BEGIN Article

As a result, the farmer-run research funding agency’s $9 million endowment fund will be getting an unexpected cash infusion of more than $4.4 million, an increase of nearly 50 percent.
“All I can say is that is really a lot of money,” said foundation chair Keith Degenhardt of Hughenden, Alta. “This really does astound me.”
The endowment fund’s annual investment earnings are used to finance a wide range of research. In recent years that has worked out to about $400,000 to $600,000 a year, enough to fund five or six projects.
The endowment fund is separate from the wheat and barley checkoff, also administered by the WGRF.
“In the long term this will be good news for farmers, who will benefit directly from the additional research,” said Degenhardt.
This marks the third time one railway or another has exceeded the cap since it was introduced in 2000 and the first time both have done so in the same year.
Previously, CPR exceeded it by $320,000 in 2003-04, and CN by $119,000 in 2004-05.
CPR spokesperson Ed Greenberg said that given the complexity and difficulty of trying to forecast grain movement and markets, the railways have done well in living within the revenue cap, determined annually by the CTA.
“When you take everything into account, a 0.3 percent variance on an overall allowance of $395 million is very small,” he said.
Over the life of the revenue cap, CPR is a net $16.8 million below its allowable limit, he said.

END Article

• _Required work_
[A] From the article about the grain research endowment, reproduce the passage starting with "The endowment fund’s" and going on through "or six projects.".
[B] According to the article about the grain research endowment, by how much did CN exceed the revenue cap in 2004-05?
[C] Write what comes next in the article about the grain research endowment and the railway revenue cap, picking up after its final sentence.

BEGIN Listed entries

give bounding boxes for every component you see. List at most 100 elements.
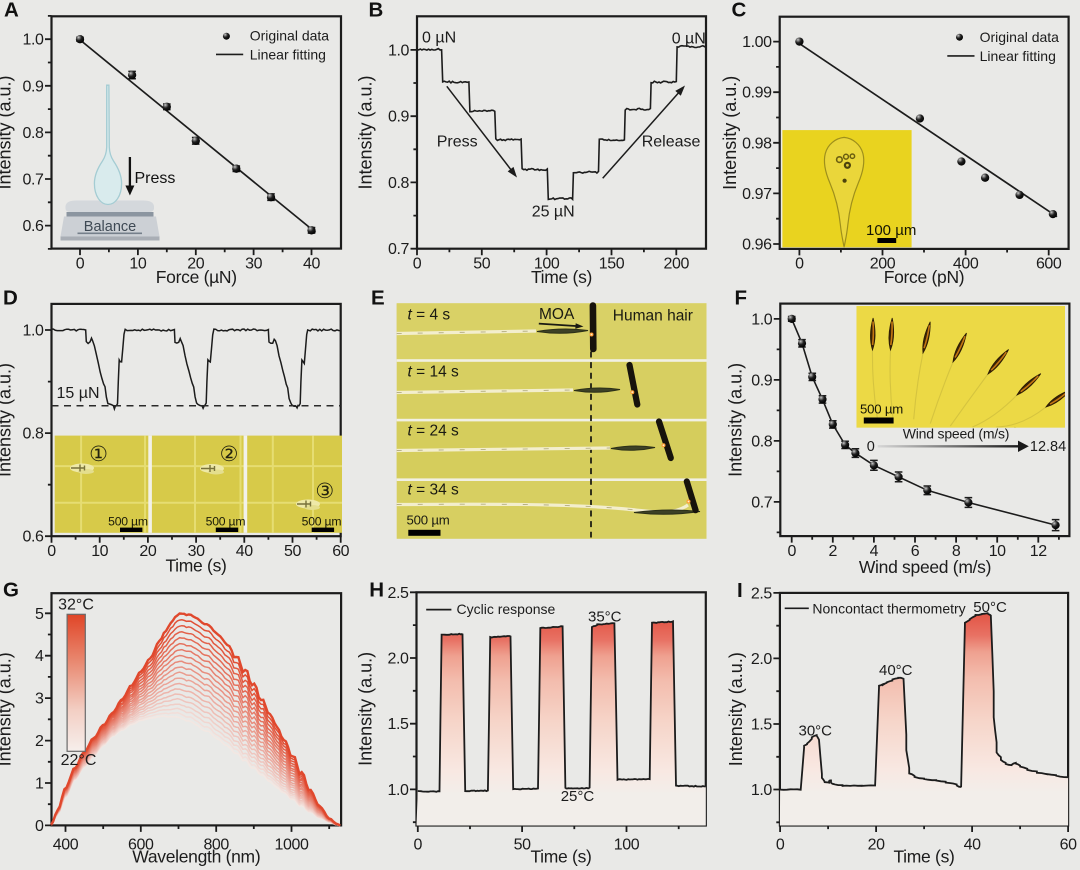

END Listed entries
BEGIN Listed entries

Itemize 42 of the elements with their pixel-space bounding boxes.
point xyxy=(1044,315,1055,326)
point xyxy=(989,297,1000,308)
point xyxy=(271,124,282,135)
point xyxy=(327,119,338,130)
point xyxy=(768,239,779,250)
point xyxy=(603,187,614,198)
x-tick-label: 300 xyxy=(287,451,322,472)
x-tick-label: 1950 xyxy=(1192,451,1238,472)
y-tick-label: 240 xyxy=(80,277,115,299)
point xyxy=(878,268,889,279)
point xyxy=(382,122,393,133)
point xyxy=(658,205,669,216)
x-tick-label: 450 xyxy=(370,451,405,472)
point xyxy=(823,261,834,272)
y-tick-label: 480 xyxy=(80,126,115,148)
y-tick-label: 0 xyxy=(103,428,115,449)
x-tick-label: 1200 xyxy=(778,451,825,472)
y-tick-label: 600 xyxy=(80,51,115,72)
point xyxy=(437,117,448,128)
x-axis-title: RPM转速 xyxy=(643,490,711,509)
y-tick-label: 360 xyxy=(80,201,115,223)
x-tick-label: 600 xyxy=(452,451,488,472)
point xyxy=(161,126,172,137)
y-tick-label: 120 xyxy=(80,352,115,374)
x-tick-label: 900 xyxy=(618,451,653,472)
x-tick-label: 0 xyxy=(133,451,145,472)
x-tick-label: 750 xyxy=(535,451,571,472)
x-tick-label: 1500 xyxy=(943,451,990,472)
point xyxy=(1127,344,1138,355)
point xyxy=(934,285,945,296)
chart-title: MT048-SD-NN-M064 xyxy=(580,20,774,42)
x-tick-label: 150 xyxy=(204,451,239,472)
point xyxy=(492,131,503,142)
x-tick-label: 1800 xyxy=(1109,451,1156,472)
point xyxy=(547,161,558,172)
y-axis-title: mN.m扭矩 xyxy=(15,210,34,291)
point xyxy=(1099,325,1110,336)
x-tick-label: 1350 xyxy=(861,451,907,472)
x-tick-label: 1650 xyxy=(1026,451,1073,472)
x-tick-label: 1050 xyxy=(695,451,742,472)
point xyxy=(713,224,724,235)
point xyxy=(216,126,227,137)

END Listed entries
BEGIN Listed entries

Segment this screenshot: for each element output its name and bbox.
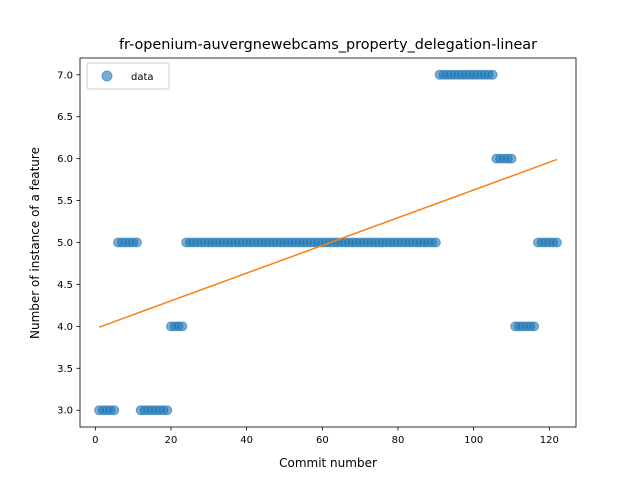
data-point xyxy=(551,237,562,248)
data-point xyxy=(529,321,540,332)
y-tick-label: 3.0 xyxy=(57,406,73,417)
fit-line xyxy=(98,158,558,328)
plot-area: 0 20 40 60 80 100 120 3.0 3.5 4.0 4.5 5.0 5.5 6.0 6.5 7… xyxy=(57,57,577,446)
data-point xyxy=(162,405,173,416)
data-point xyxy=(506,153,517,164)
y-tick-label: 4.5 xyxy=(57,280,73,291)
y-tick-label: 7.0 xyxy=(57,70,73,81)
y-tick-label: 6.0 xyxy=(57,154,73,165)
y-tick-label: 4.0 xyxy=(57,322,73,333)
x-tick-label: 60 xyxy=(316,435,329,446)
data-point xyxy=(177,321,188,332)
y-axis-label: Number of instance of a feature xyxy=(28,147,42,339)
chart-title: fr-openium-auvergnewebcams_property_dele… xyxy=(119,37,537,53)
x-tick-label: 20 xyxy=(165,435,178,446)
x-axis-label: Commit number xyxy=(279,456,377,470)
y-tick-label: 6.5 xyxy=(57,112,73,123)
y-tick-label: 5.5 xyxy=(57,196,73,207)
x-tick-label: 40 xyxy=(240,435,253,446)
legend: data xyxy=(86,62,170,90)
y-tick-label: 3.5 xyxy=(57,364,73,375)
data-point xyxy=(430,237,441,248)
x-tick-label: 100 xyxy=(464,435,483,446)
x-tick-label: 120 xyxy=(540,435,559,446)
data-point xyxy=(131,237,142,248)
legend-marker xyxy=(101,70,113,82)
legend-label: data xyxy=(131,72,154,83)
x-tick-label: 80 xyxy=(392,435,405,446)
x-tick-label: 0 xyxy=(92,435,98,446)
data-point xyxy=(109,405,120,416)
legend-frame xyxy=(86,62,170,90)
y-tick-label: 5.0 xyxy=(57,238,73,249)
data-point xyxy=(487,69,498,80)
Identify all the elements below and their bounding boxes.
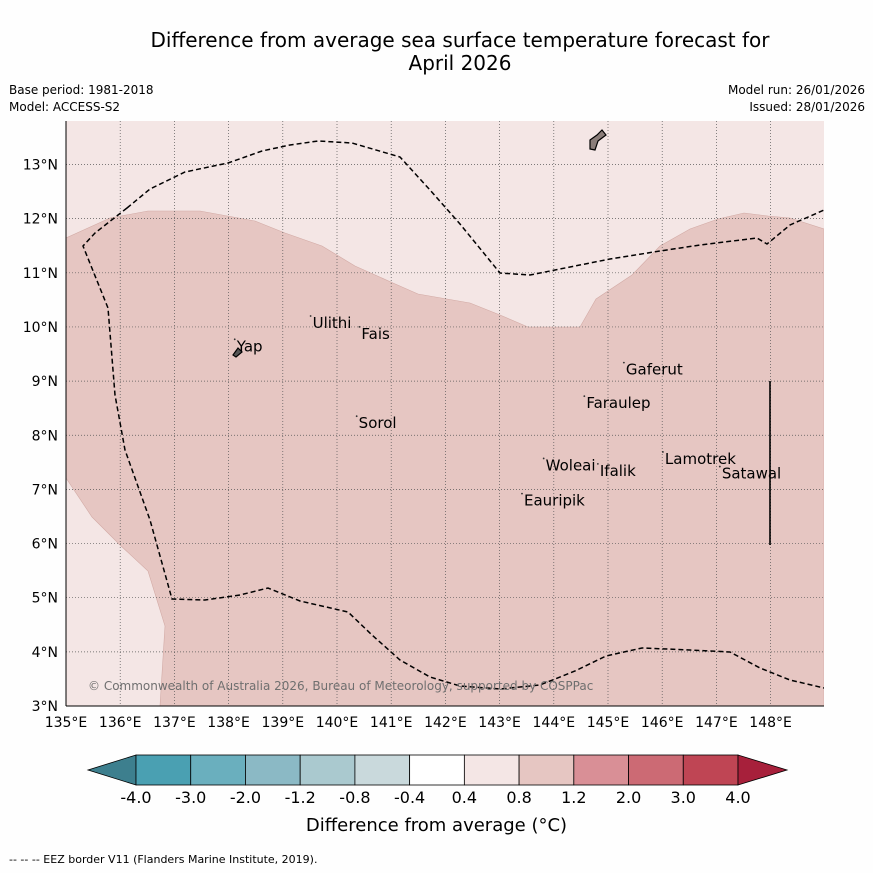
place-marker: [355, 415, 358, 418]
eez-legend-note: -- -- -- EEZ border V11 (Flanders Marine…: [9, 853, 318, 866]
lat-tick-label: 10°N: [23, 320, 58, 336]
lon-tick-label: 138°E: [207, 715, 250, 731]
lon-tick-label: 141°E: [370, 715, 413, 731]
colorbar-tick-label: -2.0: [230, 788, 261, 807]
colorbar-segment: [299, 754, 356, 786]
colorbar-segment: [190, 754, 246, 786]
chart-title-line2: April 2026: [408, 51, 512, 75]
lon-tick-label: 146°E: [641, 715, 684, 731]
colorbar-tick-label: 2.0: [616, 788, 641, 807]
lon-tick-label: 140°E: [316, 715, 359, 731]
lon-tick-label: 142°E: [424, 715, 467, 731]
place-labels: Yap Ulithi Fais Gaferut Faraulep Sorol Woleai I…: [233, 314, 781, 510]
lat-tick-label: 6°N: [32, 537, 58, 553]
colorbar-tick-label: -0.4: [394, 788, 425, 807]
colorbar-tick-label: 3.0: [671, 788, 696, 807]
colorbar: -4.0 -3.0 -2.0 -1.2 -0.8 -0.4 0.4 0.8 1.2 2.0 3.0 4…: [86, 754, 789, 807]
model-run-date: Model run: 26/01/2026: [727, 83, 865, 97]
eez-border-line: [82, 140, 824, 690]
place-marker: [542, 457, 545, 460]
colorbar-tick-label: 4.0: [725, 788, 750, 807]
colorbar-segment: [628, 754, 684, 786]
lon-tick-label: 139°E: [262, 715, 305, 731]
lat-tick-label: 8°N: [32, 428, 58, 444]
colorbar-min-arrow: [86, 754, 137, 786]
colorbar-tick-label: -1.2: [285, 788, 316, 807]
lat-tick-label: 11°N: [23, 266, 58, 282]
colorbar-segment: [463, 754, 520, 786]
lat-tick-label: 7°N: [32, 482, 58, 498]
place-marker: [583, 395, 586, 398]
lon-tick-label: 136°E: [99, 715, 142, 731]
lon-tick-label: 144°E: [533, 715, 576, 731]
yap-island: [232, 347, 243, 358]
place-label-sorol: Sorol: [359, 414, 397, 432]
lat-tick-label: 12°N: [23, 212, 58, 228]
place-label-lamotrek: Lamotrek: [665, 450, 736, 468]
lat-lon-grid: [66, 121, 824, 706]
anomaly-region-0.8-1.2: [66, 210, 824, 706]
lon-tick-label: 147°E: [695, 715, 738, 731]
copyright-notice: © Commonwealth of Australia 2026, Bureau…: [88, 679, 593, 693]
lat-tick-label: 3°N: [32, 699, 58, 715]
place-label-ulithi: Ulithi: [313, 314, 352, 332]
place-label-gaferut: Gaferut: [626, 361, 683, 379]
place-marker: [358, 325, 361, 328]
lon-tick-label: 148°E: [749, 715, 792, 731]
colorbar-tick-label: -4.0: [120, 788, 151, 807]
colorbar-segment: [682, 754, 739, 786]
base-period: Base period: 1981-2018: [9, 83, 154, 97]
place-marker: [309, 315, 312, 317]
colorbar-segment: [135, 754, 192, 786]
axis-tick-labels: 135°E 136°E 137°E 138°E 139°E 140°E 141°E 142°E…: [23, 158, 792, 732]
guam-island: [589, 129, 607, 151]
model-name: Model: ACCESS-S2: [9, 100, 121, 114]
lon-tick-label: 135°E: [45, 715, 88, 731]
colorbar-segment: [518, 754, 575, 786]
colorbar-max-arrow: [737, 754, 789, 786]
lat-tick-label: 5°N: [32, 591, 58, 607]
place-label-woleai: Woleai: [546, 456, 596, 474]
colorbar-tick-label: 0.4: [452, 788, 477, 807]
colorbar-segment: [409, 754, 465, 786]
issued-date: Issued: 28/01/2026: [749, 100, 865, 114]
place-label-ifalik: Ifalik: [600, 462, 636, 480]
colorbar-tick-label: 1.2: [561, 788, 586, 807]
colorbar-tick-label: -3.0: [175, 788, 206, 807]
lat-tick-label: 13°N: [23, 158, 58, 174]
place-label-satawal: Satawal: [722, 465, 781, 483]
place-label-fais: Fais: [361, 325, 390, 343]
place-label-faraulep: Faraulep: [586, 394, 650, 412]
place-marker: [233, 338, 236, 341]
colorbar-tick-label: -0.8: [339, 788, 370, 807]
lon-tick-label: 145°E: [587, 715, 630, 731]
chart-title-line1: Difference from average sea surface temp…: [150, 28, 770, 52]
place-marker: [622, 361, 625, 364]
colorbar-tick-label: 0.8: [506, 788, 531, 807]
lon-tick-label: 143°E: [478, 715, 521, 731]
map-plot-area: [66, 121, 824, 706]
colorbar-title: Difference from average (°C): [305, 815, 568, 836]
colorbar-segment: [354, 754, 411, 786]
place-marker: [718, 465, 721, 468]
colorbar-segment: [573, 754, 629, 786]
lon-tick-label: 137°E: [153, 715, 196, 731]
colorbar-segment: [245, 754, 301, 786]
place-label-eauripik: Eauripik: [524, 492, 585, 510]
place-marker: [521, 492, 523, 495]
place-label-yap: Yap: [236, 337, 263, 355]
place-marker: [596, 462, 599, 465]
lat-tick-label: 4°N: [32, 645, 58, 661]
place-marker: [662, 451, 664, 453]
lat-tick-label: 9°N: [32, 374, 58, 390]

END Listed entries

• _Exercise answers_
[A]
The endowment fund’s annual investment earnings are used to finance a wide range of research. In recent years that has worked out to about $400,000 to $600,000 a year, enough to fund five or six projects.

[B] $119,000

[C]
Greenberg added CPR is reviewing the basis for the CTA’s decision and could challenge it in the Federal Court of Appeal. The railways have 30 days in which to launch an appeal. If that doesn’t happen, the railways are required to make payment to the WGRF within 30 days.
CN officials could not be reached for comment by the deadline for this story.
Jim Riegle of the CTA’s costing division said one reason the railways exceeded their caps was a series of decisions made by the agency on the issue of what exactly comprises railway revenue.
The most contentious issue involved changes in CN’s rules for collecting demurrage fees from grain shippers at terminal positions.
The agency determined that even though income from reasonable demurrage is not considered to be revenue in calculating the cap, CN’s changes were unreasonable, could not be considered as demurrage and so counted against the cap.